• **Short task**:
How many of the lines here include "zurück"? Answer with a single number.

--- START OF Data for this task ---

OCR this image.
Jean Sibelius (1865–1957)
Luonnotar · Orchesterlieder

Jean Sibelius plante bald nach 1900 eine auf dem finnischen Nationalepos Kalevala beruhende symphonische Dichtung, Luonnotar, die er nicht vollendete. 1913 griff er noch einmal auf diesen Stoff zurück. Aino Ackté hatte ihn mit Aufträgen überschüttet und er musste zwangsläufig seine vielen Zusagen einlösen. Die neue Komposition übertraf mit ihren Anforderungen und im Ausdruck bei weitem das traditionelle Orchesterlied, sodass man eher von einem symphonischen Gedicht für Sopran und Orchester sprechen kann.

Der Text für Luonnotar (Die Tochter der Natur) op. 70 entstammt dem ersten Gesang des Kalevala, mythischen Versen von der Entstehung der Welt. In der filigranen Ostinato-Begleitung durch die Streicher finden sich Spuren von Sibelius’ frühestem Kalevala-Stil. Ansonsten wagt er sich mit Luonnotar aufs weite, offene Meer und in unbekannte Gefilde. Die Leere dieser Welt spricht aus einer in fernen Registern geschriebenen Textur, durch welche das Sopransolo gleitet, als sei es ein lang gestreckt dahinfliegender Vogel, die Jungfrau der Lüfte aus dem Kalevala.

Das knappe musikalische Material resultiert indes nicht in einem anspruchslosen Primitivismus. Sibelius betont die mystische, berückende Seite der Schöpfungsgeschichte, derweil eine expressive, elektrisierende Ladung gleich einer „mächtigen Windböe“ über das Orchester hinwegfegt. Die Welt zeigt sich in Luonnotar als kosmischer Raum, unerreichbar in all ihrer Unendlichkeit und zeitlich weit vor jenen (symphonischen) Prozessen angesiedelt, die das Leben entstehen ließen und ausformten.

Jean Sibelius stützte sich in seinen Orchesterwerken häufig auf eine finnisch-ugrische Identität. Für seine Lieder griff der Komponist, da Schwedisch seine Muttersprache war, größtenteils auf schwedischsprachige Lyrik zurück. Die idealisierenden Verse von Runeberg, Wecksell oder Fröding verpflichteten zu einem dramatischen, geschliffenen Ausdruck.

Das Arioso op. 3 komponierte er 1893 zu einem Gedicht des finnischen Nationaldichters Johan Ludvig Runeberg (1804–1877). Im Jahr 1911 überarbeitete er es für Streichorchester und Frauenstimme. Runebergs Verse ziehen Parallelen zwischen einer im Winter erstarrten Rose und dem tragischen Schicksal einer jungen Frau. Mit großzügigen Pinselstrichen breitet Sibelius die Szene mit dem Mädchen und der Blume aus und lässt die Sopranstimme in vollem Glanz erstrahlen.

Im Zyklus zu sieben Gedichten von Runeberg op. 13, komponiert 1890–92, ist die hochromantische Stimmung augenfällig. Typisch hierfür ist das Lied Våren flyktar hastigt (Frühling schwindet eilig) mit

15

--- END OF Data for this task ---

• **Solution to the problem**:
2